Records for processing.
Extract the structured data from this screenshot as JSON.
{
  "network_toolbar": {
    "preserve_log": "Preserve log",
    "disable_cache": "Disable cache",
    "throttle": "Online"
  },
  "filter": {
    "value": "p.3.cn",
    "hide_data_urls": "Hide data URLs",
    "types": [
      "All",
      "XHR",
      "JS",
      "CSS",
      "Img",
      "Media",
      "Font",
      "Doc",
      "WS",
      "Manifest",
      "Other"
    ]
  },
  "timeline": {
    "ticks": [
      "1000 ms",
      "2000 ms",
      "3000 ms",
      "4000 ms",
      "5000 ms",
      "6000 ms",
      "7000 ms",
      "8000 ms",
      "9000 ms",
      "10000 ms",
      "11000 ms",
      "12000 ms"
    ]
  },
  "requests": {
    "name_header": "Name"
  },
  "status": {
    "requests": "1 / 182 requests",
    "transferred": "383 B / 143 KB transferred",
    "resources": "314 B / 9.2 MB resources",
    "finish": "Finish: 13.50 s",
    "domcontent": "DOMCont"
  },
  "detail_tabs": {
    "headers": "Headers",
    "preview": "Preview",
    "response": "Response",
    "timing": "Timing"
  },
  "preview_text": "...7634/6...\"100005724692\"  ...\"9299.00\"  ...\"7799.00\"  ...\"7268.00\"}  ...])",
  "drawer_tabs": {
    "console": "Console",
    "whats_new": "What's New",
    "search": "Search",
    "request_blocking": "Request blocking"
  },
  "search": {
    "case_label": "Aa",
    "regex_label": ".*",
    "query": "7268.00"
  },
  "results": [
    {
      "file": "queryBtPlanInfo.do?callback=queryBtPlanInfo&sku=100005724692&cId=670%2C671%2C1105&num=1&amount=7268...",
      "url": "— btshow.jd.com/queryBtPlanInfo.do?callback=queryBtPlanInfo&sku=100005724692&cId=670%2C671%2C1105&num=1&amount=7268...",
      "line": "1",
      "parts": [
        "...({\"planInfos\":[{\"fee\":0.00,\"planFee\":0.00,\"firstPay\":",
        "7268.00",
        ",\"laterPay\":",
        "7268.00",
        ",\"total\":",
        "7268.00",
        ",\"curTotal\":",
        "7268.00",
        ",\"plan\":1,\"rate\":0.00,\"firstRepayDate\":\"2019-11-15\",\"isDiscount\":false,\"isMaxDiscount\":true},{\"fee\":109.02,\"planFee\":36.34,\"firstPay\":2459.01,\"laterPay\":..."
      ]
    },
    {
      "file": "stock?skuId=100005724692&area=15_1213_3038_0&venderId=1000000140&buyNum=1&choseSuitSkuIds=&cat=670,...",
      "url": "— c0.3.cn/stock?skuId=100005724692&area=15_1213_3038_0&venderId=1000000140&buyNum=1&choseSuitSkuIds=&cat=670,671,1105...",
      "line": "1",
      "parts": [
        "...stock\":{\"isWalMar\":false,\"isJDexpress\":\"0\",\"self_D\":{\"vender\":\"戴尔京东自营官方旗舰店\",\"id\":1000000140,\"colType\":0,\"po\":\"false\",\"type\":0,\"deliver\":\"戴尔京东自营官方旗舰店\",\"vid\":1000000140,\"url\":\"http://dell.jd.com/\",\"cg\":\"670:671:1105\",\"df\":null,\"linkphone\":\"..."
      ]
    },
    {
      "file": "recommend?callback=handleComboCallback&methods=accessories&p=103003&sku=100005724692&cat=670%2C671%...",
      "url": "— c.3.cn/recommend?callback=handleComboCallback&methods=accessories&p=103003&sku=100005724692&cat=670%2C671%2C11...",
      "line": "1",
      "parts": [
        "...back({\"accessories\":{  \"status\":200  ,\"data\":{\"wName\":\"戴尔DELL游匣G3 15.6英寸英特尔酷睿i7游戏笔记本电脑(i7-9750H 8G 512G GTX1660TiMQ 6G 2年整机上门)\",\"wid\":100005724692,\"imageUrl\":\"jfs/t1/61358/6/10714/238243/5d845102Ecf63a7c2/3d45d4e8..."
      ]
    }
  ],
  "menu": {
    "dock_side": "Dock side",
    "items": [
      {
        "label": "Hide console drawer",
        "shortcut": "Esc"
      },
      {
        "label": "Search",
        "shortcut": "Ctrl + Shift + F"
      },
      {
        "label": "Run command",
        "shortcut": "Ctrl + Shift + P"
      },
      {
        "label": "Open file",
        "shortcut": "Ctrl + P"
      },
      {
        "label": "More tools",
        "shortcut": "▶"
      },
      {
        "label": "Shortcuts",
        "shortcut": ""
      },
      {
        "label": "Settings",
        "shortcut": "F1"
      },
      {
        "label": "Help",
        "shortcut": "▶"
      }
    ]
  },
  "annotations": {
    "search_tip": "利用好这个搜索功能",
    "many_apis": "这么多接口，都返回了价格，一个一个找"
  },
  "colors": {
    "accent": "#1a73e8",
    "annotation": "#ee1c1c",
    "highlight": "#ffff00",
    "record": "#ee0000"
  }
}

Exercise task. Extract every entry in the listing word for word.

Answer to the problem.
Extract the structured data from this screenshot as JSON.
{
  "network_toolbar": {
    "preserve_log": "Preserve log",
    "disable_cache": "Disable cache",
    "throttle": "Online"
  },
  "filter": {
    "value": "p.3.cn",
    "hide_data_urls": "Hide data URLs",
    "types": [
      "All",
      "XHR",
      "JS",
      "CSS",
      "Img",
      "Media",
      "Font",
      "Doc",
      "WS",
      "Manifest",
      "Other"
    ]
  },
  "timeline": {
    "ticks": [
      "1000 ms",
      "2000 ms",
      "3000 ms",
      "4000 ms",
      "5000 ms",
      "6000 ms",
      "7000 ms",
      "8000 ms",
      "9000 ms",
      "10000 ms",
      "11000 ms",
      "12000 ms"
    ]
  },
  "requests": {
    "name_header": "Name"
  },
  "status": {
    "requests": "1 / 182 requests",
    "transferred": "383 B / 143 KB transferred",
    "resources": "314 B / 9.2 MB resources",
    "finish": "Finish: 13.50 s",
    "domcontent": "DOMCont"
  },
  "detail_tabs": {
    "headers": "Headers",
    "preview": "Preview",
    "response": "Response",
    "timing": "Timing"
  },
  "preview_text": "...7634/6...\"100005724692\"  ...\"9299.00\"  ...\"7799.00\"  ...\"7268.00\"}  ...])",
  "drawer_tabs": {
    "console": "Console",
    "whats_new": "What's New",
    "search": "Search",
    "request_blocking": "Request blocking"
  },
  "search": {
    "case_label": "Aa",
    "regex_label": ".*",
    "query": "7268.00"
  },
  "results": [
    {
      "file": "queryBtPlanInfo.do?callback=queryBtPlanInfo&sku=100005724692&cId=670%2C671%2C1105&num=1&amount=7268...",
      "url": "— btshow.jd.com/queryBtPlanInfo.do?callback=queryBtPlanInfo&sku=100005724692&cId=670%2C671%2C1105&num=1&amount=7268...",
      "line": "1",
      "parts": [
        "...({\"planInfos\":[{\"fee\":0.00,\"planFee\":0.00,\"firstPay\":",
        "7268.00",
        ",\"laterPay\":",
        "7268.00",
        ",\"total\":",
        "7268.00",
        ",\"curTotal\":",
        "7268.00",
        ",\"plan\":1,\"rate\":0.00,\"firstRepayDate\":\"2019-11-15\",\"isDiscount\":false,\"isMaxDiscount\":true},{\"fee\":109.02,\"planFee\":36.34,\"firstPay\":2459.01,\"laterPay\":..."
      ]
    },
    {
      "file": "stock?skuId=100005724692&area=15_1213_3038_0&venderId=1000000140&buyNum=1&choseSuitSkuIds=&cat=670,...",
      "url": "— c0.3.cn/stock?skuId=100005724692&area=15_1213_3038_0&venderId=1000000140&buyNum=1&choseSuitSkuIds=&cat=670,671,1105...",
      "line": "1",
      "parts": [
        "...stock\":{\"isWalMar\":false,\"isJDexpress\":\"0\",\"self_D\":{\"vender\":\"戴尔京东自营官方旗舰店\",\"id\":1000000140,\"colType\":0,\"po\":\"false\",\"type\":0,\"deliver\":\"戴尔京东自营官方旗舰店\",\"vid\":1000000140,\"url\":\"http://dell.jd.com/\",\"cg\":\"670:671:1105\",\"df\":null,\"linkphone\":\"..."
      ]
    },
    {
      "file": "recommend?callback=handleComboCallback&methods=accessories&p=103003&sku=100005724692&cat=670%2C671%...",
      "url": "— c.3.cn/recommend?callback=handleComboCallback&methods=accessories&p=103003&sku=100005724692&cat=670%2C671%2C11...",
      "line": "1",
      "parts": [
        "...back({\"accessories\":{  \"status\":200  ,\"data\":{\"wName\":\"戴尔DELL游匣G3 15.6英寸英特尔酷睿i7游戏笔记本电脑(i7-9750H 8G 512G GTX1660TiMQ 6G 2年整机上门)\",\"wid\":100005724692,\"imageUrl\":\"jfs/t1/61358/6/10714/238243/5d845102Ecf63a7c2/3d45d4e8..."
      ]
    }
  ],
  "menu": {
    "dock_side": "Dock side",
    "items": [
      {
        "label": "Hide console drawer",
        "shortcut": "Esc"
      },
      {
        "label": "Search",
        "shortcut": "Ctrl + Shift + F"
      },
      {
        "label": "Run command",
        "shortcut": "Ctrl + Shift + P"
      },
      {
        "label": "Open file",
        "shortcut": "Ctrl + P"
      },
      {
        "label": "More tools",
        "shortcut": "▶"
      },
      {
        "label": "Shortcuts",
        "shortcut": ""
      },
      {
        "label": "Settings",
        "shortcut": "F1"
      },
      {
        "label": "Help",
        "shortcut": "▶"
      }
    ]
  },
  "annotations": {
    "search_tip": "利用好这个搜索功能",
    "many_apis": "这么多接口，都返回了价格，一个一个找"
  },
  "colors": {
    "accent": "#1a73e8",
    "annotation": "#ee1c1c",
    "highlight": "#ffff00",
    "record": "#ee0000"
  }
}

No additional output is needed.